[Dataset records]

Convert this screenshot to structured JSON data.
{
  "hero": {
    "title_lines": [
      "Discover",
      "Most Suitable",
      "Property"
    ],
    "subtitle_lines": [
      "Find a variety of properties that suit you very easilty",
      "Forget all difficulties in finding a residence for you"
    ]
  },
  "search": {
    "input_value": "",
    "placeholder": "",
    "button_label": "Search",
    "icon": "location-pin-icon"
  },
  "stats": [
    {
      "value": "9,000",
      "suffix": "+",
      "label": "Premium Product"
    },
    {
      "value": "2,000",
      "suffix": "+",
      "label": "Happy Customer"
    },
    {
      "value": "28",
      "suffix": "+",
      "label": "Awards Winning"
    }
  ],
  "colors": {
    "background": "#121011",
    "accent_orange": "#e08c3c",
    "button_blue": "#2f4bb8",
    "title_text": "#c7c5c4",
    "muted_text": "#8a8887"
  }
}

■ Instruction
Copy all the lines, exactly.

■ Solution to this task
Convert this screenshot to structured JSON data.
{
  "hero": {
    "title_lines": [
      "Discover",
      "Most Suitable",
      "Property"
    ],
    "subtitle_lines": [
      "Find a variety of properties that suit you very easilty",
      "Forget all difficulties in finding a residence for you"
    ]
  },
  "search": {
    "input_value": "",
    "placeholder": "",
    "button_label": "Search",
    "icon": "location-pin-icon"
  },
  "stats": [
    {
      "value": "9,000",
      "suffix": "+",
      "label": "Premium Product"
    },
    {
      "value": "2,000",
      "suffix": "+",
      "label": "Happy Customer"
    },
    {
      "value": "28",
      "suffix": "+",
      "label": "Awards Winning"
    }
  ],
  "colors": {
    "background": "#121011",
    "accent_orange": "#e08c3c",
    "button_blue": "#2f4bb8",
    "title_text": "#c7c5c4",
    "muted_text": "#8a8887"
  }
}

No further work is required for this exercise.